* What the exercise asks: Transcribe the entries below exactly.

* Data for the task:
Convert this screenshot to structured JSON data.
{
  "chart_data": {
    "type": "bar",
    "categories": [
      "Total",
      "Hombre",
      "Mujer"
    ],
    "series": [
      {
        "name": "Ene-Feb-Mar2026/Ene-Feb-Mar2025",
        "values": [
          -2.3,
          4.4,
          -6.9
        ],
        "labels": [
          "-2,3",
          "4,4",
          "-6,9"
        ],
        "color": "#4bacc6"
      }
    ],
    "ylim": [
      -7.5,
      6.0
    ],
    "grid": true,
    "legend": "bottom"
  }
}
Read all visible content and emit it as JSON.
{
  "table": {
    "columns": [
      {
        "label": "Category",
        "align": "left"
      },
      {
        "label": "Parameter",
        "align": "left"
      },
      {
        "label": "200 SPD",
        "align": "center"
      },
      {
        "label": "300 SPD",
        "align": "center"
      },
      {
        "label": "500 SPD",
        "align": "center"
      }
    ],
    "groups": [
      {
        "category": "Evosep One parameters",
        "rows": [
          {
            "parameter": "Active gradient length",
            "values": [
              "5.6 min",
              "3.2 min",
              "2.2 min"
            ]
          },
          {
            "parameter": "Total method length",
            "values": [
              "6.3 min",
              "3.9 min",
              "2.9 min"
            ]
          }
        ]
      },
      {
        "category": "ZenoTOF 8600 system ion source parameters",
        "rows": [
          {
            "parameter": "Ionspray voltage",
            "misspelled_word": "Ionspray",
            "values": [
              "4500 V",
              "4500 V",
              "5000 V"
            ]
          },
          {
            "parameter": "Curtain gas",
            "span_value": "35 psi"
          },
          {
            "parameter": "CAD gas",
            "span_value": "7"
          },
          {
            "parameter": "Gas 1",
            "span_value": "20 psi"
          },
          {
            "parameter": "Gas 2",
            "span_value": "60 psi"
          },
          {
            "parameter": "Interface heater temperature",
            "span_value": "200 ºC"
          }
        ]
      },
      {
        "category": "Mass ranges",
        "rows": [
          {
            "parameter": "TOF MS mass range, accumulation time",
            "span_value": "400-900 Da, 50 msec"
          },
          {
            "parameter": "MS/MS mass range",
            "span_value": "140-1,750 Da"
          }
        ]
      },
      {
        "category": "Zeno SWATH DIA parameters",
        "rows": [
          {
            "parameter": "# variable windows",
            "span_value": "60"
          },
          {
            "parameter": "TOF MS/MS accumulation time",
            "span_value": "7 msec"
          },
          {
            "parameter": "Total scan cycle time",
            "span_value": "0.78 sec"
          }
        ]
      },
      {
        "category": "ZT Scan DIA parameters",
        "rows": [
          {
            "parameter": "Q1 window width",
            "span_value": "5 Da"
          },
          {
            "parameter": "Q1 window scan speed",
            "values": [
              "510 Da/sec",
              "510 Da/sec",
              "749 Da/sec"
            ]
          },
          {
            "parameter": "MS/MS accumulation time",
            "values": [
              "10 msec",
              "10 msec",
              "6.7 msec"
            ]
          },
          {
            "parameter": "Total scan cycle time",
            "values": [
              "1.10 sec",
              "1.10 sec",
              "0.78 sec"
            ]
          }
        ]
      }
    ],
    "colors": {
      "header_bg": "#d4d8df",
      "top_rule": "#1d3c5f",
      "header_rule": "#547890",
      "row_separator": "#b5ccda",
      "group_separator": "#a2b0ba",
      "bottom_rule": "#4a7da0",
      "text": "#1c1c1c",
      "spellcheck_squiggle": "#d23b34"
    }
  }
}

* Output for this exercise:
Convert this screenshot to structured JSON data.
{
  "chart_data": {
    "type": "bar",
    "categories": [
      "Total",
      "Hombre",
      "Mujer"
    ],
    "series": [
      {
        "name": "Ene-Feb-Mar2026/Ene-Feb-Mar2025",
        "values": [
          -2.3,
          4.4,
          -6.9
        ],
        "labels": [
          "-2,3",
          "4,4",
          "-6,9"
        ],
        "color": "#4bacc6"
      }
    ],
    "ylim": [
      -7.5,
      6.0
    ],
    "grid": true,
    "legend": "bottom"
  }
}
Read all visible content and emit it as JSON.
{
  "table": {
    "columns": [
      {
        "label": "Category",
        "align": "left"
      },
      {
        "label": "Parameter",
        "align": "left"
      },
      {
        "label": "200 SPD",
        "align": "center"
      },
      {
        "label": "300 SPD",
        "align": "center"
      },
      {
        "label": "500 SPD",
        "align": "center"
      }
    ],
    "groups": [
      {
        "category": "Evosep One parameters",
        "rows": [
          {
            "parameter": "Active gradient length",
            "values": [
              "5.6 min",
              "3.2 min",
              "2.2 min"
            ]
          },
          {
            "parameter": "Total method length",
            "values": [
              "6.3 min",
              "3.9 min",
              "2.9 min"
            ]
          }
        ]
      },
      {
        "category": "ZenoTOF 8600 system ion source parameters",
        "rows": [
          {
            "parameter": "Ionspray voltage",
            "misspelled_word": "Ionspray",
            "values": [
              "4500 V",
              "4500 V",
              "5000 V"
            ]
          },
          {
            "parameter": "Curtain gas",
            "span_value": "35 psi"
          },
          {
            "parameter": "CAD gas",
            "span_value": "7"
          },
          {
            "parameter": "Gas 1",
            "span_value": "20 psi"
          },
          {
            "parameter": "Gas 2",
            "span_value": "60 psi"
          },
          {
            "parameter": "Interface heater temperature",
            "span_value": "200 ºC"
          }
        ]
      },
      {
        "category": "Mass ranges",
        "rows": [
          {
            "parameter": "TOF MS mass range, accumulation time",
            "span_value": "400-900 Da, 50 msec"
          },
          {
            "parameter": "MS/MS mass range",
            "span_value": "140-1,750 Da"
          }
        ]
      },
      {
        "category": "Zeno SWATH DIA parameters",
        "rows": [
          {
            "parameter": "# variable windows",
            "span_value": "60"
          },
          {
            "parameter": "TOF MS/MS accumulation time",
            "span_value": "7 msec"
          },
          {
            "parameter": "Total scan cycle time",
            "span_value": "0.78 sec"
          }
        ]
      },
      {
        "category": "ZT Scan DIA parameters",
        "rows": [
          {
            "parameter": "Q1 window width",
            "span_value": "5 Da"
          },
          {
            "parameter": "Q1 window scan speed",
            "values": [
              "510 Da/sec",
              "510 Da/sec",
              "749 Da/sec"
            ]
          },
          {
            "parameter": "MS/MS accumulation time",
            "values": [
              "10 msec",
              "10 msec",
              "6.7 msec"
            ]
          },
          {
            "parameter": "Total scan cycle time",
            "values": [
              "1.10 sec",
              "1.10 sec",
              "0.78 sec"
            ]
          }
        ]
      }
    ],
    "colors": {
      "header_bg": "#d4d8df",
      "top_rule": "#1d3c5f",
      "header_rule": "#547890",
      "row_separator": "#b5ccda",
      "group_separator": "#a2b0ba",
      "bottom_rule": "#4a7da0",
      "text": "#1c1c1c",
      "spellcheck_squiggle": "#d23b34"
    }
  }
}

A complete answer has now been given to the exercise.